Without altering anything, repeat each of the records.

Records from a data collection
↓↓↓

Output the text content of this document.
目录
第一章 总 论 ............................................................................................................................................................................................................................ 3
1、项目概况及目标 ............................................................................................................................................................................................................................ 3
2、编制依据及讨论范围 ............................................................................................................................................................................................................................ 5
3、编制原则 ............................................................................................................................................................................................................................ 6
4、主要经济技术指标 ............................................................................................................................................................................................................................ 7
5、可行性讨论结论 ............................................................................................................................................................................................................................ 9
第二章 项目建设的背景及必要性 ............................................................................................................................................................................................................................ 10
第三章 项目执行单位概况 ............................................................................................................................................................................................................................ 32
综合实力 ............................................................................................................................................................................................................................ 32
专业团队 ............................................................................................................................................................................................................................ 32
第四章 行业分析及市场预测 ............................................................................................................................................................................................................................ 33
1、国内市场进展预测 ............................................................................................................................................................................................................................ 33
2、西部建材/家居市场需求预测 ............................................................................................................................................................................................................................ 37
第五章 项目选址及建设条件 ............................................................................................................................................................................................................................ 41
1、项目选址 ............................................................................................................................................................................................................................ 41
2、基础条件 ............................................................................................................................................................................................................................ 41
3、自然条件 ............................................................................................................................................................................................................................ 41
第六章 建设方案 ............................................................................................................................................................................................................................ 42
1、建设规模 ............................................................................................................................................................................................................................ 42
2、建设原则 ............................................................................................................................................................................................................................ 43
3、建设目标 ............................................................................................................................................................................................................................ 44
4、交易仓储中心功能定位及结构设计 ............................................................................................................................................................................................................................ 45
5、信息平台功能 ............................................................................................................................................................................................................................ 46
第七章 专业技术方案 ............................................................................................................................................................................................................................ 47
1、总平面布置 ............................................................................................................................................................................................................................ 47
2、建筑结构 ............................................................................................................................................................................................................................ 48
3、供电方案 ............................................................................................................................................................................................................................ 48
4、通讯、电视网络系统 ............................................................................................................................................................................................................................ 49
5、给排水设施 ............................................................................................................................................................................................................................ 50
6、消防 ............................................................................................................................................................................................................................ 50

↑↑↑

* [TASK RESULT]:
Output the text content of this document.
目录
第一章 总 论 ............................................................................................................................................................................................................................ 3
1、项目概况及目标 ............................................................................................................................................................................................................................ 3
2、编制依据及讨论范围 ............................................................................................................................................................................................................................ 5
3、编制原则 ............................................................................................................................................................................................................................ 6
4、主要经济技术指标 ............................................................................................................................................................................................................................ 7
5、可行性讨论结论 ............................................................................................................................................................................................................................ 9
第二章 项目建设的背景及必要性 ............................................................................................................................................................................................................................ 10
第三章 项目执行单位概况 ............................................................................................................................................................................................................................ 32
综合实力 ............................................................................................................................................................................................................................ 32
专业团队 ............................................................................................................................................................................................................................ 32
第四章 行业分析及市场预测 ............................................................................................................................................................................................................................ 33
1、国内市场进展预测 ............................................................................................................................................................................................................................ 33
2、西部建材/家居市场需求预测 ............................................................................................................................................................................................................................ 37
第五章 项目选址及建设条件 ............................................................................................................................................................................................................................ 41
1、项目选址 ............................................................................................................................................................................................................................ 41
2、基础条件 ............................................................................................................................................................................................................................ 41
3、自然条件 ............................................................................................................................................................................................................................ 41
第六章 建设方案 ............................................................................................................................................................................................................................ 42
1、建设规模 ............................................................................................................................................................................................................................ 42
2、建设原则 ............................................................................................................................................................................................................................ 43
3、建设目标 ............................................................................................................................................................................................................................ 44
4、交易仓储中心功能定位及结构设计 ............................................................................................................................................................................................................................ 45
5、信息平台功能 ............................................................................................................................................................................................................................ 46
第七章 专业技术方案 ............................................................................................................................................................................................................................ 47
1、总平面布置 ............................................................................................................................................................................................................................ 47
2、建筑结构 ............................................................................................................................................................................................................................ 48
3、供电方案 ............................................................................................................................................................................................................................ 48
4、通讯、电视网络系统 ............................................................................................................................................................................................................................ 49
5、给排水设施 ............................................................................................................................................................................................................................ 50
6、消防 ............................................................................................................................................................................................................................ 50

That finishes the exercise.